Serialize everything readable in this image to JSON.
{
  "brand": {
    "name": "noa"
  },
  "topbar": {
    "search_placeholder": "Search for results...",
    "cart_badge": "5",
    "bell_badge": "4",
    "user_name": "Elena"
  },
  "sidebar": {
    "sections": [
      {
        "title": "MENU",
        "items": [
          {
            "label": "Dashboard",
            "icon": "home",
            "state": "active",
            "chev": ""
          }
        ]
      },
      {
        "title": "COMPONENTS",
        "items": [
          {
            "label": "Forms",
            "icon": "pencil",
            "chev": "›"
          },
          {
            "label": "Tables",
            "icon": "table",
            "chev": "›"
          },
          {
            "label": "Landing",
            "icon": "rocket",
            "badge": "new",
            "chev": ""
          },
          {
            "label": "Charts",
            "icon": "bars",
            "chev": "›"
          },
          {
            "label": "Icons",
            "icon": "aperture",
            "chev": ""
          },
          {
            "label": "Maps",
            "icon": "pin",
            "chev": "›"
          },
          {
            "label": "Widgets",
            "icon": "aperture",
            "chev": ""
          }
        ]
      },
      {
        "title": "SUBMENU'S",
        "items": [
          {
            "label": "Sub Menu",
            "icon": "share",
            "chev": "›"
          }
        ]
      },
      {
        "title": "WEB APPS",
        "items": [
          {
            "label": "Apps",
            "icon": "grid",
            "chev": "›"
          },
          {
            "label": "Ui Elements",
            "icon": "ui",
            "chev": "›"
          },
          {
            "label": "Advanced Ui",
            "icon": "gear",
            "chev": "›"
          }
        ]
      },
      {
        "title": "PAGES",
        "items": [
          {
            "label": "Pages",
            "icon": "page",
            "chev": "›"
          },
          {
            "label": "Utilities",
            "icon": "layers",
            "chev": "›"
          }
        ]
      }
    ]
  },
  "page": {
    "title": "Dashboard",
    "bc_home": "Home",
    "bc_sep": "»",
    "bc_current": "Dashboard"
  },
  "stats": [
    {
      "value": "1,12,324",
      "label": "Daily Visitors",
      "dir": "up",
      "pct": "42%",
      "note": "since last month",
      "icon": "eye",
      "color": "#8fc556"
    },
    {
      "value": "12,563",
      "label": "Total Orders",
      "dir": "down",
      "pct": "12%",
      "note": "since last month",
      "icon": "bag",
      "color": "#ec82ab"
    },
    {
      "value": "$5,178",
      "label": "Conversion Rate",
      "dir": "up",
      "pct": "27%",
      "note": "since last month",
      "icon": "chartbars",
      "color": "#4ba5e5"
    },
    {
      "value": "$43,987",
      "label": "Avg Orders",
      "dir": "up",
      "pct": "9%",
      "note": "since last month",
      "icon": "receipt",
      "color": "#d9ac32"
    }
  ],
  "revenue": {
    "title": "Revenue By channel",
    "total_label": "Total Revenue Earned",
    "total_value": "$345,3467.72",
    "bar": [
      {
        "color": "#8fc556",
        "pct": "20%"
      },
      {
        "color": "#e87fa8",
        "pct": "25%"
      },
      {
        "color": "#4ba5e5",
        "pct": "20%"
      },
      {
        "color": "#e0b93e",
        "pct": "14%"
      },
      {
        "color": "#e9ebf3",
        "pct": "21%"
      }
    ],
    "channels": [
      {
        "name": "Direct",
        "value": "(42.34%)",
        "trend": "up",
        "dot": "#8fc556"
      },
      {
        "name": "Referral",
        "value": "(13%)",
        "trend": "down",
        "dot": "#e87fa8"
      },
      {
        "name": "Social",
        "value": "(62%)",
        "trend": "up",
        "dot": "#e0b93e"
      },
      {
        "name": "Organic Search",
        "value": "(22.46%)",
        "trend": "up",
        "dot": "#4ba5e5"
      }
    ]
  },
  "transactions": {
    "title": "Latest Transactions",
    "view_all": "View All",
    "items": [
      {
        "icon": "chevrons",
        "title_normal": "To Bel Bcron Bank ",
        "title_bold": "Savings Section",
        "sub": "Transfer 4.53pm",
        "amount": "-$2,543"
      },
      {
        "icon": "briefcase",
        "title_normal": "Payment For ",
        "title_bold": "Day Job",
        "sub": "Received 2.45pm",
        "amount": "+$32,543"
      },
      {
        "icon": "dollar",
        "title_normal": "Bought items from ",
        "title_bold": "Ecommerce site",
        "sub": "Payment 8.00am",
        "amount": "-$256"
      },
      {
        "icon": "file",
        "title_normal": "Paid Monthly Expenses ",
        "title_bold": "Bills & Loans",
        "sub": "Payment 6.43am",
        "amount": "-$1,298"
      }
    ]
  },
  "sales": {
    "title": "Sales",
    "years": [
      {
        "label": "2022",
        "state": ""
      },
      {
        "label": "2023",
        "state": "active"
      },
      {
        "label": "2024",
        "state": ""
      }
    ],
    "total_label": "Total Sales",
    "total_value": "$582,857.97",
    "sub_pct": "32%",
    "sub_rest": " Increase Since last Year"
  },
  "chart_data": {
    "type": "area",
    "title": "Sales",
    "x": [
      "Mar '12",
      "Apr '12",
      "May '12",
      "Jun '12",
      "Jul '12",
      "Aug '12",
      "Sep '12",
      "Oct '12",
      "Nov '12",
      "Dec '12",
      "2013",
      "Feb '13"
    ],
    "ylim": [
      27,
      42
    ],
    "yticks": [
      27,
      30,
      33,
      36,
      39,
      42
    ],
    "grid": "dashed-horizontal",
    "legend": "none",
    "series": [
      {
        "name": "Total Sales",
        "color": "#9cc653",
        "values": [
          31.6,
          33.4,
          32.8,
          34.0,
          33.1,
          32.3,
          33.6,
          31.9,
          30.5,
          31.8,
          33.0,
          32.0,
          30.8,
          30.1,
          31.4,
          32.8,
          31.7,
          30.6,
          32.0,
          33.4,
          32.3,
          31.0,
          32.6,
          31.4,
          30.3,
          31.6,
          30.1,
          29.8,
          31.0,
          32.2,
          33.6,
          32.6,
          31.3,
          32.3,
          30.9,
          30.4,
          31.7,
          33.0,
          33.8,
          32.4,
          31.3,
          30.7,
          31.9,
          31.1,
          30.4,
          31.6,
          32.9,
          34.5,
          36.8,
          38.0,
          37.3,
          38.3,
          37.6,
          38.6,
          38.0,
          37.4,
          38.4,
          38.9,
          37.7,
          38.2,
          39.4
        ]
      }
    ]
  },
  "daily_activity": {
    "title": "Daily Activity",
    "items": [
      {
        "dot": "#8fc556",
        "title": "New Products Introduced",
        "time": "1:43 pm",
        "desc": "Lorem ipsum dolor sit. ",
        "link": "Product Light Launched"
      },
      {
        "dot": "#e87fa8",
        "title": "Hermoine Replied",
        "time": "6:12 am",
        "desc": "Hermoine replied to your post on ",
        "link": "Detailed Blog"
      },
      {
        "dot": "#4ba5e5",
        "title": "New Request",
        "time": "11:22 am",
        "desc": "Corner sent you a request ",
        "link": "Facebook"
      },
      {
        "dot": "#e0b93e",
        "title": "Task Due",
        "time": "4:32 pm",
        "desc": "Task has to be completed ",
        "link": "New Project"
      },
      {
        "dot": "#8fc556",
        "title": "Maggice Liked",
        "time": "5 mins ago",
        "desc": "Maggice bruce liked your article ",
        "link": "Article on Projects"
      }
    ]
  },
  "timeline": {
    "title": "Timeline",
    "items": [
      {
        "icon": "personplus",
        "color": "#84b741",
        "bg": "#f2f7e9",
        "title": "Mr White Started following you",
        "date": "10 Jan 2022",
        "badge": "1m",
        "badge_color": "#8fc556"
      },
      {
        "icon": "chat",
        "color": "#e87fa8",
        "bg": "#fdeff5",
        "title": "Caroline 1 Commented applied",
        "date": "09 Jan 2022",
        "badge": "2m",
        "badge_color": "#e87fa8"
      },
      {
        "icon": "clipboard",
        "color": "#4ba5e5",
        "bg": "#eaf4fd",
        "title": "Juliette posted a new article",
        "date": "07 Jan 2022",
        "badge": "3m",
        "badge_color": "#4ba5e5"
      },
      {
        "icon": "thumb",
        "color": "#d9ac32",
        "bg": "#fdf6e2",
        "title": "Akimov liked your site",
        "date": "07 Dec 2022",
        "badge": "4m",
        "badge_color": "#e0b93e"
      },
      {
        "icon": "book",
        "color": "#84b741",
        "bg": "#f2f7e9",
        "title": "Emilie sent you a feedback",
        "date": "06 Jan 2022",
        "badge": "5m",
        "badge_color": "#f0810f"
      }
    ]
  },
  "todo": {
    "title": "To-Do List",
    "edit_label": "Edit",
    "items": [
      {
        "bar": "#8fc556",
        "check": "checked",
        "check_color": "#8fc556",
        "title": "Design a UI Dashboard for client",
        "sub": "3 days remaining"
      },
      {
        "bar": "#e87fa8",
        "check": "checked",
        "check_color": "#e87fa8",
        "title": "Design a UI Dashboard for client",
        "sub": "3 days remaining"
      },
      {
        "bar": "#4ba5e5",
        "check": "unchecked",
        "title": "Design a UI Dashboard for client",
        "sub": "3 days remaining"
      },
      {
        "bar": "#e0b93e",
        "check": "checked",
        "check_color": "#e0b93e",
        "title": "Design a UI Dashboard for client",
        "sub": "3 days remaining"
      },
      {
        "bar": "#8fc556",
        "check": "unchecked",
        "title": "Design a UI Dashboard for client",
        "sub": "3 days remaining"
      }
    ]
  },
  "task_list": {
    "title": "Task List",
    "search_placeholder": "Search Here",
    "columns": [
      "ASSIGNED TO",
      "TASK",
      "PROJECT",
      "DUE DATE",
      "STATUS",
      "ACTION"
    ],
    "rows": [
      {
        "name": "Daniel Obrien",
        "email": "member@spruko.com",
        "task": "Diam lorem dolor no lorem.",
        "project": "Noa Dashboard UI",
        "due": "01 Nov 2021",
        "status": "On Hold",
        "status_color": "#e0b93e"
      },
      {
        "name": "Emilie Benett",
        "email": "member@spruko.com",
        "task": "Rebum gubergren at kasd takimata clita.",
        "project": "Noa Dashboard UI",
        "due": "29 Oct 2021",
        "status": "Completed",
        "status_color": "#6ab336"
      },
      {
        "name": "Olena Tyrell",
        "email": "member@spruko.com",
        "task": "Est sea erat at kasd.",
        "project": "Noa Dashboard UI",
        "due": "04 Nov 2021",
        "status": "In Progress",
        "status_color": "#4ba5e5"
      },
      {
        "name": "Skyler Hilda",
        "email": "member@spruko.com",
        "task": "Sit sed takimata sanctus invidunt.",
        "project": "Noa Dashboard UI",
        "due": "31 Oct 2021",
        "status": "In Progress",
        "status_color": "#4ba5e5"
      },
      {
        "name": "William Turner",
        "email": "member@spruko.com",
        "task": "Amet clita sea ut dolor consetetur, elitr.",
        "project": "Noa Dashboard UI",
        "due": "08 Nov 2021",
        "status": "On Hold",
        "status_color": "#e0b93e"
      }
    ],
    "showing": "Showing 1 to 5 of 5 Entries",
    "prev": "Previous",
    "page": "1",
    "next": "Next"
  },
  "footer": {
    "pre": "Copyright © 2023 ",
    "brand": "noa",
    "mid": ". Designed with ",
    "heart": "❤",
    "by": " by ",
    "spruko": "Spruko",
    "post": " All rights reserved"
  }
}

BRIEF: Show every line from the listing above in which the string "your" appears.

SOLUTION TO THIS PROBLEM:
        "desc": "Hermoine replied to your post on ",
        "desc": "Maggice bruce liked your article ",
        "title": "Akimov liked your site",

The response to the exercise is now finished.